• [Problem statement] Reproduce all of the listing below without alteration.

::::::

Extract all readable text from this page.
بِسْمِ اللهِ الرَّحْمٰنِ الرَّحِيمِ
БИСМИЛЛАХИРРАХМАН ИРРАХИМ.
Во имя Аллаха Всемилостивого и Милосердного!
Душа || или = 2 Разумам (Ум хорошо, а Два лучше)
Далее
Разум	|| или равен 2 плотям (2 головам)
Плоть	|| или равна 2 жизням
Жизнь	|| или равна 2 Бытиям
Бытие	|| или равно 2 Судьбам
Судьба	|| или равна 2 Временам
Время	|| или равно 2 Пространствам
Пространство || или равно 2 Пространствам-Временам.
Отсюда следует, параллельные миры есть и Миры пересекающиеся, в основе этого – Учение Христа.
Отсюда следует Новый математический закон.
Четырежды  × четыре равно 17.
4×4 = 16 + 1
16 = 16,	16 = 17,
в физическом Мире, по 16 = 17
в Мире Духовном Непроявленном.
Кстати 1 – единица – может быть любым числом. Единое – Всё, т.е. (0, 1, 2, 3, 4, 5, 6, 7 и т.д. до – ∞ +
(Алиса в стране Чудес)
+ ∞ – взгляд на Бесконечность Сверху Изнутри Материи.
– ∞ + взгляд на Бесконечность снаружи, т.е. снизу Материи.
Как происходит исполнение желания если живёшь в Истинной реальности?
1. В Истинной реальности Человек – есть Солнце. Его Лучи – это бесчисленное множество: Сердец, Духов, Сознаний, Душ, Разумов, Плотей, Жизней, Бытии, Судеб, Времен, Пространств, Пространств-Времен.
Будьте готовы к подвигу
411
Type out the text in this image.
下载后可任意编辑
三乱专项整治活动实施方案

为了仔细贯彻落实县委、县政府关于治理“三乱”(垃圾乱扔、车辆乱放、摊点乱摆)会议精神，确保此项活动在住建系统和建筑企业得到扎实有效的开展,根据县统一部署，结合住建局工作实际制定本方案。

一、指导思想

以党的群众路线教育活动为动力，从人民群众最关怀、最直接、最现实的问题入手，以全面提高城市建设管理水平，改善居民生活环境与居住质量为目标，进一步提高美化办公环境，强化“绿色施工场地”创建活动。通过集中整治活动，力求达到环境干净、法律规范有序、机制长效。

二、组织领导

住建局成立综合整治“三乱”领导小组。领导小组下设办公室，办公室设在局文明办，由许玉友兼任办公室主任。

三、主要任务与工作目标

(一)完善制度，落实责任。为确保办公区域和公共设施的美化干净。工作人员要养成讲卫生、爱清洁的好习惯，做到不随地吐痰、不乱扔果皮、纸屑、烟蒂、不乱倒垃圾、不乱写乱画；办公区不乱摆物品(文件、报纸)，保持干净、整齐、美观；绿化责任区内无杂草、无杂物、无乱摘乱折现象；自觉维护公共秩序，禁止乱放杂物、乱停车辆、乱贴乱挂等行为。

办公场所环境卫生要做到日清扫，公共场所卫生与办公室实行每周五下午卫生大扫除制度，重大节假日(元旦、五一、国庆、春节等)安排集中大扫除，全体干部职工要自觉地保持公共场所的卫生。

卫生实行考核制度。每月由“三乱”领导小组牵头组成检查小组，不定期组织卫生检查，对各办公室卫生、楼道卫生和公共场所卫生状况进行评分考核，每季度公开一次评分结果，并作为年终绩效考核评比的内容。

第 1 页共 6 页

::::::

• [Task result]
Extract all readable text from this page.
بِسْمِ اللهِ الرَّحْمٰنِ الرَّحِيمِ
БИСМИЛЛАХИРРАХМАН ИРРАХИМ.
Во имя Аллаха Всемилостивого и Милосердного!
Душа || или = 2 Разумам (Ум хорошо, а Два лучше)
Далее
Разум	|| или равен 2 плотям (2 головам)
Плоть	|| или равна 2 жизням
Жизнь	|| или равна 2 Бытиям
Бытие	|| или равно 2 Судьбам
Судьба	|| или равна 2 Временам
Время	|| или равно 2 Пространствам
Пространство || или равно 2 Пространствам-Временам.
Отсюда следует, параллельные миры есть и Миры пересекающиеся, в основе этого – Учение Христа.
Отсюда следует Новый математический закон.
Четырежды  × четыре равно 17.
4×4 = 16 + 1
16 = 16,	16 = 17,
в физическом Мире, по 16 = 17
в Мире Духовном Непроявленном.
Кстати 1 – единица – может быть любым числом. Единое – Всё, т.е. (0, 1, 2, 3, 4, 5, 6, 7 и т.д. до – ∞ +
(Алиса в стране Чудес)
+ ∞ – взгляд на Бесконечность Сверху Изнутри Материи.
– ∞ + взгляд на Бесконечность снаружи, т.е. снизу Материи.
Как происходит исполнение желания если живёшь в Истинной реальности?
1. В Истинной реальности Человек – есть Солнце. Его Лучи – это бесчисленное множество: Сердец, Духов, Сознаний, Душ, Разумов, Плотей, Жизней, Бытии, Судеб, Времен, Пространств, Пространств-Времен.
Будьте готовы к подвигу
411
Type out the text in this image.
下载后可任意编辑
三乱专项整治活动实施方案

为了仔细贯彻落实县委、县政府关于治理“三乱”(垃圾乱扔、车辆乱放、摊点乱摆)会议精神，确保此项活动在住建系统和建筑企业得到扎实有效的开展,根据县统一部署，结合住建局工作实际制定本方案。

一、指导思想

以党的群众路线教育活动为动力，从人民群众最关怀、最直接、最现实的问题入手，以全面提高城市建设管理水平，改善居民生活环境与居住质量为目标，进一步提高美化办公环境，强化“绿色施工场地”创建活动。通过集中整治活动，力求达到环境干净、法律规范有序、机制长效。

二、组织领导

住建局成立综合整治“三乱”领导小组。领导小组下设办公室，办公室设在局文明办，由许玉友兼任办公室主任。

三、主要任务与工作目标

(一)完善制度，落实责任。为确保办公区域和公共设施的美化干净。工作人员要养成讲卫生、爱清洁的好习惯，做到不随地吐痰、不乱扔果皮、纸屑、烟蒂、不乱倒垃圾、不乱写乱画；办公区不乱摆物品(文件、报纸)，保持干净、整齐、美观；绿化责任区内无杂草、无杂物、无乱摘乱折现象；自觉维护公共秩序，禁止乱放杂物、乱停车辆、乱贴乱挂等行为。

办公场所环境卫生要做到日清扫，公共场所卫生与办公室实行每周五下午卫生大扫除制度，重大节假日(元旦、五一、国庆、春节等)安排集中大扫除，全体干部职工要自觉地保持公共场所的卫生。

卫生实行考核制度。每月由“三乱”领导小组牵头组成检查小组，不定期组织卫生检查，对各办公室卫生、楼道卫生和公共场所卫生状况进行评分考核，每季度公开一次评分结果，并作为年终绩效考核评比的内容。

第 1 页共 6 页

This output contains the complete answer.